Collected data entries:
* START *

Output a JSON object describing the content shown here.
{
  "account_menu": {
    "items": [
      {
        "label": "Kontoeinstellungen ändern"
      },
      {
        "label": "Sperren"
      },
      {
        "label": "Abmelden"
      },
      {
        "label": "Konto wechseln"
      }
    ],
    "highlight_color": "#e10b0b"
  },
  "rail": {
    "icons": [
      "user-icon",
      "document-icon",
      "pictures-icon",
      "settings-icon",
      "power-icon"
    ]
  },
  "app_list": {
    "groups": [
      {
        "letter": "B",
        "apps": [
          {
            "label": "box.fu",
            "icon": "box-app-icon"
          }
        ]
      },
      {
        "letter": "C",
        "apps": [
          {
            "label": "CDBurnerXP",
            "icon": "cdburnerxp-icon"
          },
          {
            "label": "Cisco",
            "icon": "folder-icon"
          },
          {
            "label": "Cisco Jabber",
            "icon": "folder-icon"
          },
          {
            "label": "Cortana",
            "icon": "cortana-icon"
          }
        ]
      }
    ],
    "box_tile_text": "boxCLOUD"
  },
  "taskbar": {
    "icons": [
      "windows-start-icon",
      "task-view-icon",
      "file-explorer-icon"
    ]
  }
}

* END *

The records above must be output exactly, in full.

### Worked answer
Output a JSON object describing the content shown here.
{
  "account_menu": {
    "items": [
      {
        "label": "Kontoeinstellungen ändern"
      },
      {
        "label": "Sperren"
      },
      {
        "label": "Abmelden"
      },
      {
        "label": "Konto wechseln"
      }
    ],
    "highlight_color": "#e10b0b"
  },
  "rail": {
    "icons": [
      "user-icon",
      "document-icon",
      "pictures-icon",
      "settings-icon",
      "power-icon"
    ]
  },
  "app_list": {
    "groups": [
      {
        "letter": "B",
        "apps": [
          {
            "label": "box.fu",
            "icon": "box-app-icon"
          }
        ]
      },
      {
        "letter": "C",
        "apps": [
          {
            "label": "CDBurnerXP",
            "icon": "cdburnerxp-icon"
          },
          {
            "label": "Cisco",
            "icon": "folder-icon"
          },
          {
            "label": "Cisco Jabber",
            "icon": "folder-icon"
          },
          {
            "label": "Cortana",
            "icon": "cortana-icon"
          }
        ]
      }
    ],
    "box_tile_text": "boxCLOUD"
  },
  "taskbar": {
    "icons": [
      "windows-start-icon",
      "task-view-icon",
      "file-explorer-icon"
    ]
  }
}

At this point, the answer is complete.